GIVEN TASK. The data below should be restated word for word, with every picture omitted.

DATA SUPPLIED.
○ ○ ○
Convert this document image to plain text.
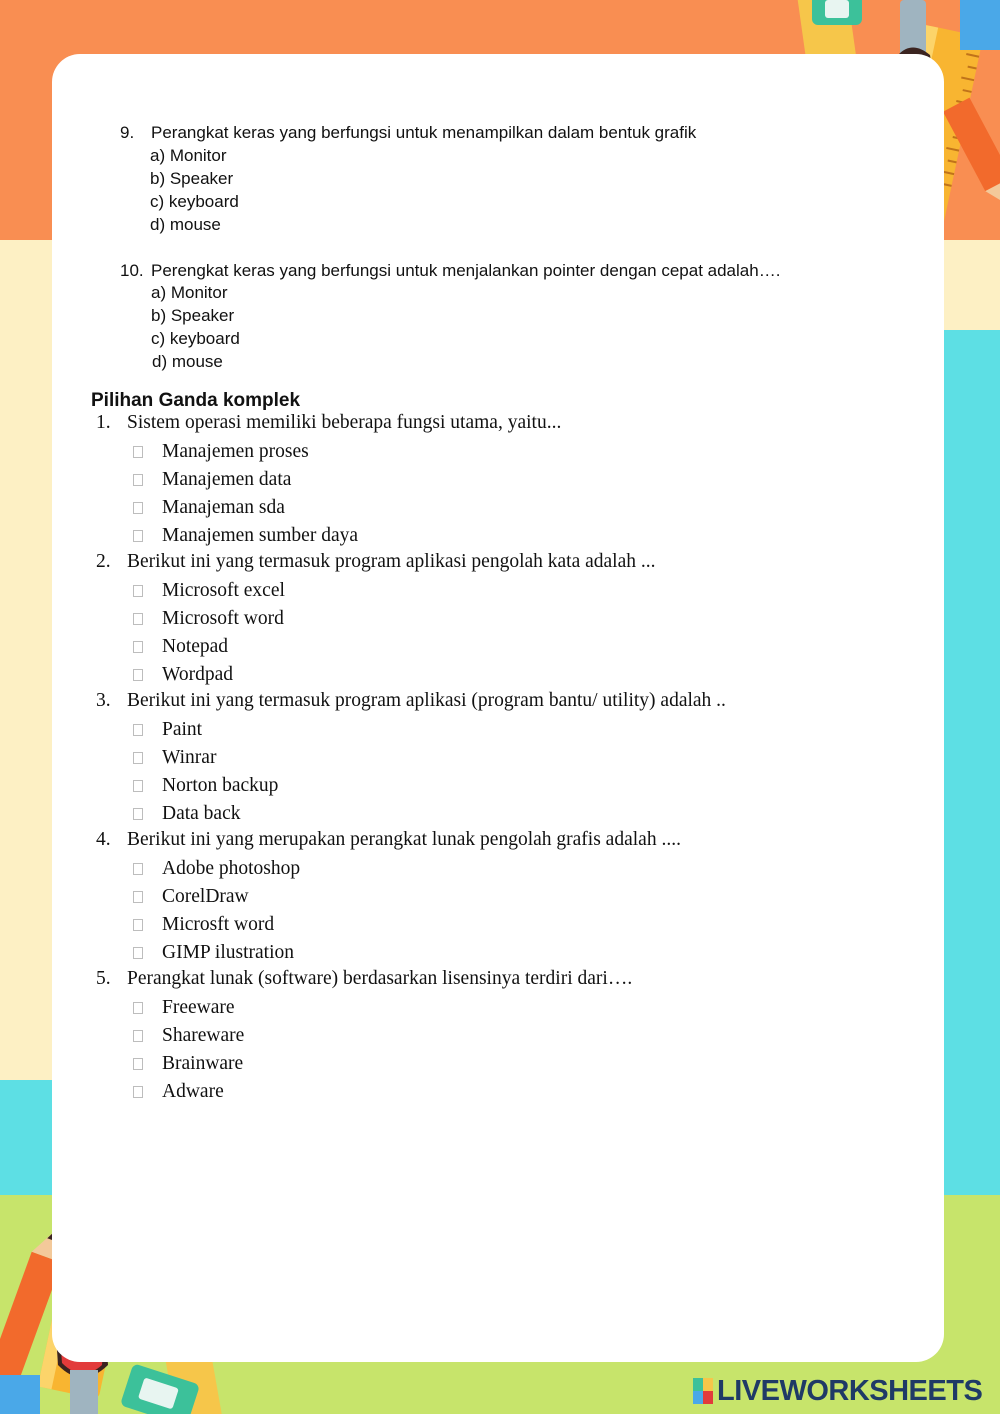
9. Perangkat keras yang berfungsi untuk menampilkan dalam bentuk grafik
a) Monitor
b) Speaker
c) keyboard
d) mouse
10. Perengkat keras yang berfungsi untuk menjalankan pointer dengan cepat adalah….
a) Monitor
b) Speaker
c) keyboard
d) mouse
Pilihan Ganda komplek
1. Sistem operasi memiliki beberapa fungsi utama, yaitu...
Manajemen proses
Manajemen data
Manajeman sda
Manajemen sumber daya
2. Berikut ini yang termasuk program aplikasi pengolah kata adalah ...
Microsoft excel
Microsoft word
Notepad
Wordpad
3. Berikut ini yang termasuk program aplikasi (program bantu/ utility) adalah ..
Paint
Winrar
Norton backup
Data back
4. Berikut ini yang merupakan perangkat lunak pengolah grafis adalah ....
Adobe photoshop
CorelDraw
Microsft word
GIMP ilustration
5. Perangkat lunak (software) berdasarkan lisensinya terdiri dari….
Freeware
Shareware
Brainware
Adware
LIVEWORKSHEETS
○ ○ ○
ANSWER TO THE EXERCISE.
Convert this document image to plain text.
9. Perangkat keras yang berfungsi untuk menampilkan dalam bentuk grafik
a) Monitor
b) Speaker
c) keyboard
d) mouse
10. Perengkat keras yang berfungsi untuk menjalankan pointer dengan cepat adalah….
a) Monitor
b) Speaker
c) keyboard
d) mouse
Pilihan Ganda komplek
1. Sistem operasi memiliki beberapa fungsi utama, yaitu...
Manajemen proses
Manajemen data
Manajeman sda
Manajemen sumber daya
2. Berikut ini yang termasuk program aplikasi pengolah kata adalah ...
Microsoft excel
Microsoft word
Notepad
Wordpad
3. Berikut ini yang termasuk program aplikasi (program bantu/ utility) adalah ..
Paint
Winrar
Norton backup
Data back
4. Berikut ini yang merupakan perangkat lunak pengolah grafis adalah ....
Adobe photoshop
CorelDraw
Microsft word
GIMP ilustration
5. Perangkat lunak (software) berdasarkan lisensinya terdiri dari….
Freeware
Shareware
Brainware
Adware
LIVEWORKSHEETS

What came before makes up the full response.